== Directions ==
Copy each line of the records that contains the word "αὐτῶν".

== Available data ==
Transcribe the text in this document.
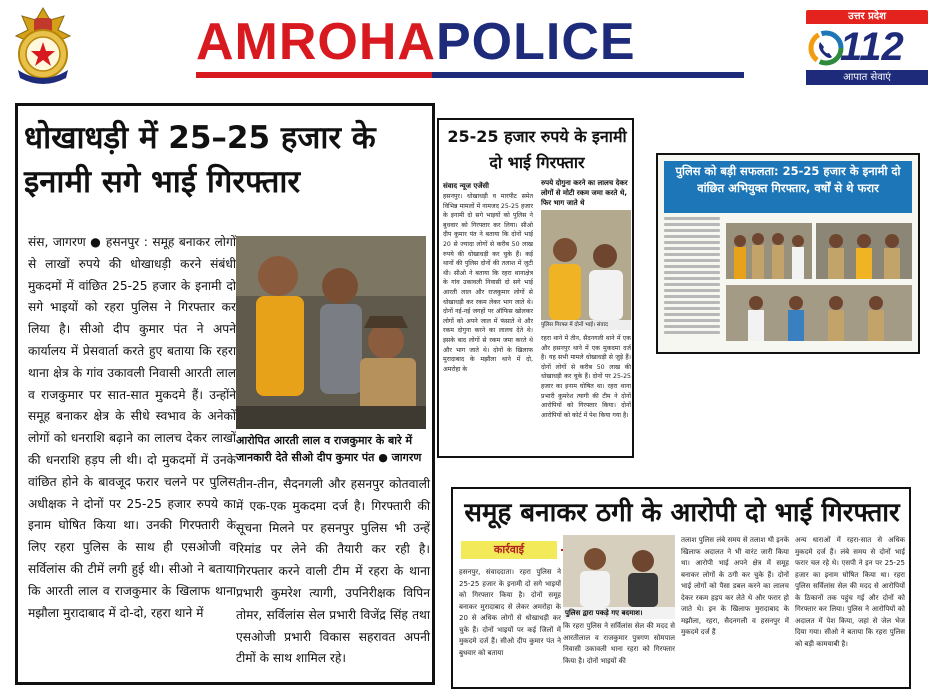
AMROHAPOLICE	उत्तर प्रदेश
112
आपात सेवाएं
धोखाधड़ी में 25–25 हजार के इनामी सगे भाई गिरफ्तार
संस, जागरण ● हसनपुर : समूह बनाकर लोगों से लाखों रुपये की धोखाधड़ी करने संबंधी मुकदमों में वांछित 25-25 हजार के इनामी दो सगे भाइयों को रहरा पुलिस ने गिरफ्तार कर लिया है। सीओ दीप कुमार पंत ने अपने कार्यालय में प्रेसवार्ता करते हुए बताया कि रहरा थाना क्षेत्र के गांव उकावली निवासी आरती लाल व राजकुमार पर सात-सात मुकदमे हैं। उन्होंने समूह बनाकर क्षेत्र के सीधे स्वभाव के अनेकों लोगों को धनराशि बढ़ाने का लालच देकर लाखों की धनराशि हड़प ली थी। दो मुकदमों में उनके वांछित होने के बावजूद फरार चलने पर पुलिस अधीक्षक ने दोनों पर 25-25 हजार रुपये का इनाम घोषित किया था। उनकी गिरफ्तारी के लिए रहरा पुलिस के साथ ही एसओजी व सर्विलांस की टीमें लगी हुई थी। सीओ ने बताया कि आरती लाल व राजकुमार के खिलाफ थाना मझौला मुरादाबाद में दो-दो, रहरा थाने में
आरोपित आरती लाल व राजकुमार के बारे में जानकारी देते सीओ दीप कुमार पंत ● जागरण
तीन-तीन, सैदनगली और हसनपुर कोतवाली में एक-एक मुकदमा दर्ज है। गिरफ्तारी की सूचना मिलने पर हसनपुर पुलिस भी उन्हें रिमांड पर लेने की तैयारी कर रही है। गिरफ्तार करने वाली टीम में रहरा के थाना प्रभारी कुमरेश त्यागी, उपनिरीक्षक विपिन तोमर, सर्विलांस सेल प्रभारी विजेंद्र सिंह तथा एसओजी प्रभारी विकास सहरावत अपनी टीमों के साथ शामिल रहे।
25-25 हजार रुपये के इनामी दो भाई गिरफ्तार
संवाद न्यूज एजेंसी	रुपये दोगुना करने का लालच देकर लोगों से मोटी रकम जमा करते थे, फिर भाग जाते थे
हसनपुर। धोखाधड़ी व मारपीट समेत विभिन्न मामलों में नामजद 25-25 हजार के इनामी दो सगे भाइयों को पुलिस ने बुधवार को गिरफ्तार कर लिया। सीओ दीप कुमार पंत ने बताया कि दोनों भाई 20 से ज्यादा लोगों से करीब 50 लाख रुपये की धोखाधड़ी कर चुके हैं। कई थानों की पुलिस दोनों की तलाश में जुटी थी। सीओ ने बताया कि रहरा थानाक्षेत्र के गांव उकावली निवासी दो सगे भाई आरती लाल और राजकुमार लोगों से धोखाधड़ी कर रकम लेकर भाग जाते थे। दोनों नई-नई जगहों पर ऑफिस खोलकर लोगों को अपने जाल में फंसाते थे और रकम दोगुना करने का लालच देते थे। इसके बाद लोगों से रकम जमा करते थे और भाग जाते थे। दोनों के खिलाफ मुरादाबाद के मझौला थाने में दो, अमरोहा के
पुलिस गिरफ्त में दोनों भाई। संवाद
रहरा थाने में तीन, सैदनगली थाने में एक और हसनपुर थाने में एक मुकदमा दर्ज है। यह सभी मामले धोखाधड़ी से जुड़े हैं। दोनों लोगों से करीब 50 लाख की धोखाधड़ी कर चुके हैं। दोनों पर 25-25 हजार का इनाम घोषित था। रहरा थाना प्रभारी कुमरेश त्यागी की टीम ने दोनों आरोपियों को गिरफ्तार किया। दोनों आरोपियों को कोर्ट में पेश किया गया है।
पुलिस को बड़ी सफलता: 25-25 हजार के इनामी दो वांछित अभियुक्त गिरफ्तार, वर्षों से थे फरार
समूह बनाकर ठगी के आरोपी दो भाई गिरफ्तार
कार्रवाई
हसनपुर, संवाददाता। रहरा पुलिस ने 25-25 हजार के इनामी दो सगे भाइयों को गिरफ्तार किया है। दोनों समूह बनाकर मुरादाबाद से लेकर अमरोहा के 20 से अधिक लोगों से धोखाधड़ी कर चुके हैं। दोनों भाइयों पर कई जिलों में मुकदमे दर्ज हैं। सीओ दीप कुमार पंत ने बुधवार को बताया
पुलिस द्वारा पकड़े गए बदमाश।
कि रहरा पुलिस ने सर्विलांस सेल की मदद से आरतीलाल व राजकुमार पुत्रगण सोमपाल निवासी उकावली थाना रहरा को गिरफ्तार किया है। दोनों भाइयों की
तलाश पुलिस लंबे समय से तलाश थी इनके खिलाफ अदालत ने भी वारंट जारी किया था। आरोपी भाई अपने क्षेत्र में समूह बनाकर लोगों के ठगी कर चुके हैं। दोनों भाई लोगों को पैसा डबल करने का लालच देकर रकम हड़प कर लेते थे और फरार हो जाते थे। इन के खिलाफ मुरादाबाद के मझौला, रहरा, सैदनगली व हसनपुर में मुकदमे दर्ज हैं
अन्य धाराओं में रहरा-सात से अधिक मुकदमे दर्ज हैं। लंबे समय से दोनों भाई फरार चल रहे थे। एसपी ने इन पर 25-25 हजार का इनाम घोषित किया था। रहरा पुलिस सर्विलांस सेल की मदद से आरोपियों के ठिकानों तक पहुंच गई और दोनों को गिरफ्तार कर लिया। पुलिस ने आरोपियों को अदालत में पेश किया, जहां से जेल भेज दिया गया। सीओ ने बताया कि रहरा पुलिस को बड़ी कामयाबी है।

...

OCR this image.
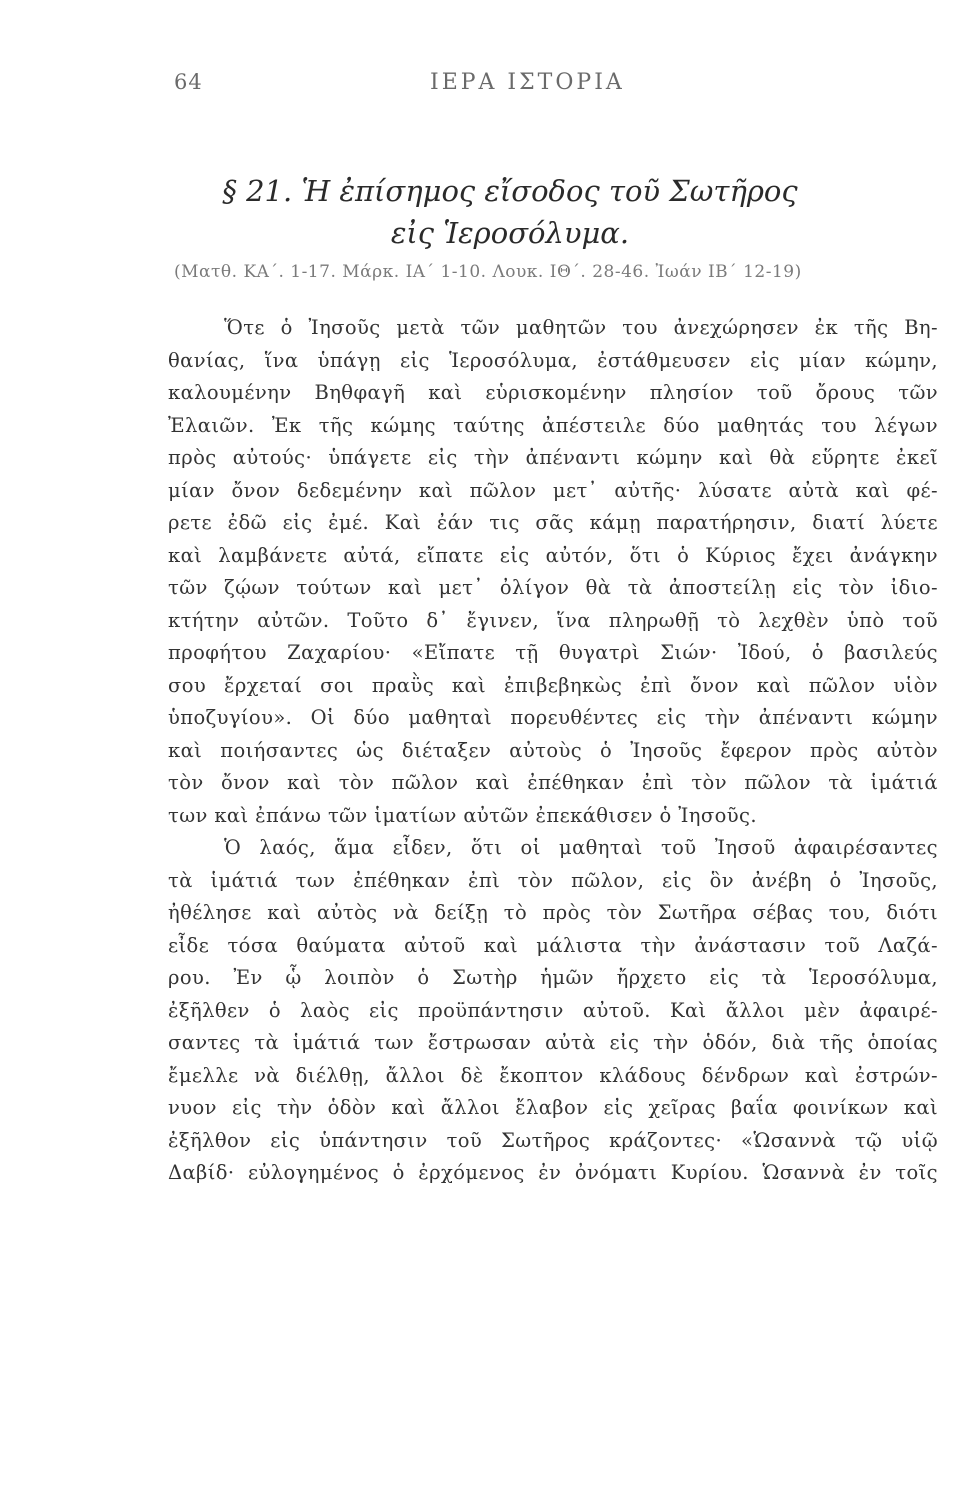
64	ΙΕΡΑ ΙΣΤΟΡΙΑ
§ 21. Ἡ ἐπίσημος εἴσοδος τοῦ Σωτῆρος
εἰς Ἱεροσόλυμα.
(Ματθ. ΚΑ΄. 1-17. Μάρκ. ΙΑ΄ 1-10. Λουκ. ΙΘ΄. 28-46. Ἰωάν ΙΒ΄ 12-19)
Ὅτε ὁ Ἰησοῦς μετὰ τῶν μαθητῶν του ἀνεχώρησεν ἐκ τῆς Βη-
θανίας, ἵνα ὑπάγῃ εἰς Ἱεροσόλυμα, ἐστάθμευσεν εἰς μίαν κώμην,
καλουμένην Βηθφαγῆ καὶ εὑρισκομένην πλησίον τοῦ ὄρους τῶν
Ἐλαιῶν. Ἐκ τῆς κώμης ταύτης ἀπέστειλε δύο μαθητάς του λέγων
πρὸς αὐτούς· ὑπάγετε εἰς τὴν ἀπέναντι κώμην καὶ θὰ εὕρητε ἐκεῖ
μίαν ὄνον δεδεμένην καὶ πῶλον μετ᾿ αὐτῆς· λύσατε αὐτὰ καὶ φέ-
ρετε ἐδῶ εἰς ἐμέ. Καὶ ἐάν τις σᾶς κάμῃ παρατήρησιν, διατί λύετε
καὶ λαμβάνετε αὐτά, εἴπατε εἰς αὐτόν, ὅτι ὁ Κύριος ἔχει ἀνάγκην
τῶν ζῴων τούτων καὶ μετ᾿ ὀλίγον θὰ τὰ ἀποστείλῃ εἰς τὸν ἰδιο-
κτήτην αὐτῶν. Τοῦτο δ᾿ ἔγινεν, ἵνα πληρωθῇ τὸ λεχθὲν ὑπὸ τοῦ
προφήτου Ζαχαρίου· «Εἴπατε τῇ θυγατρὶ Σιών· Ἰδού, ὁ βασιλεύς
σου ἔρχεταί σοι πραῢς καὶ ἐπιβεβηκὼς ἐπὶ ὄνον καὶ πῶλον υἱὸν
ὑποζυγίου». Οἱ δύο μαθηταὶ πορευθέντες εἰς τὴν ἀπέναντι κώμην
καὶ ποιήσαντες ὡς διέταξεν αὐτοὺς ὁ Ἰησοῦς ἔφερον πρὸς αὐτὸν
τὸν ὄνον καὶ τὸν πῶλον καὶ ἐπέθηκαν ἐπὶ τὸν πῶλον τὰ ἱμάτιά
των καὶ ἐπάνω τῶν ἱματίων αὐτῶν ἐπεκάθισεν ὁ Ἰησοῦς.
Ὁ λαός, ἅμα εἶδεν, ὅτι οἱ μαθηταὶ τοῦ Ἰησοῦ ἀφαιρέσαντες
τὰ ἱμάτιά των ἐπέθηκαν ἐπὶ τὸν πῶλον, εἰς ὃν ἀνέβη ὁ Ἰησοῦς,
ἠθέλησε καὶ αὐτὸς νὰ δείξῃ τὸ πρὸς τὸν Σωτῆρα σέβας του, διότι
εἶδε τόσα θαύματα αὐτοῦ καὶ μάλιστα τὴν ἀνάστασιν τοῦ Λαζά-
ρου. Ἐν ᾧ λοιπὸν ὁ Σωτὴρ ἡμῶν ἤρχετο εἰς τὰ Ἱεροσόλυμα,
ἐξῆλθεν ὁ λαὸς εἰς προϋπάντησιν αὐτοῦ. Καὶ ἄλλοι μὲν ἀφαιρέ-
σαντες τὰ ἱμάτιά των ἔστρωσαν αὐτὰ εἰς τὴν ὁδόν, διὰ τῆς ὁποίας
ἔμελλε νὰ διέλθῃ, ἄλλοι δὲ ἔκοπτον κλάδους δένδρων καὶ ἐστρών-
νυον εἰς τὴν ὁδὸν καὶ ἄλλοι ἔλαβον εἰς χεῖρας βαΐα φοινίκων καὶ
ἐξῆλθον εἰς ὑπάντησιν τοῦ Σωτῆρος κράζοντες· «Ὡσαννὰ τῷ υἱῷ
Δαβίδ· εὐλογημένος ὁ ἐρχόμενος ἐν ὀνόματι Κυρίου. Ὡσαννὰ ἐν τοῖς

== The solution ==
κτήτην αὐτῶν. Τοῦτο δ᾿ ἔγινεν, ἵνα πληρωθῇ τὸ λεχθὲν ὑπὸ τοῦ
των καὶ ἐπάνω τῶν ἱματίων αὐτῶν ἐπεκάθισεν ὁ Ἰησοῦς.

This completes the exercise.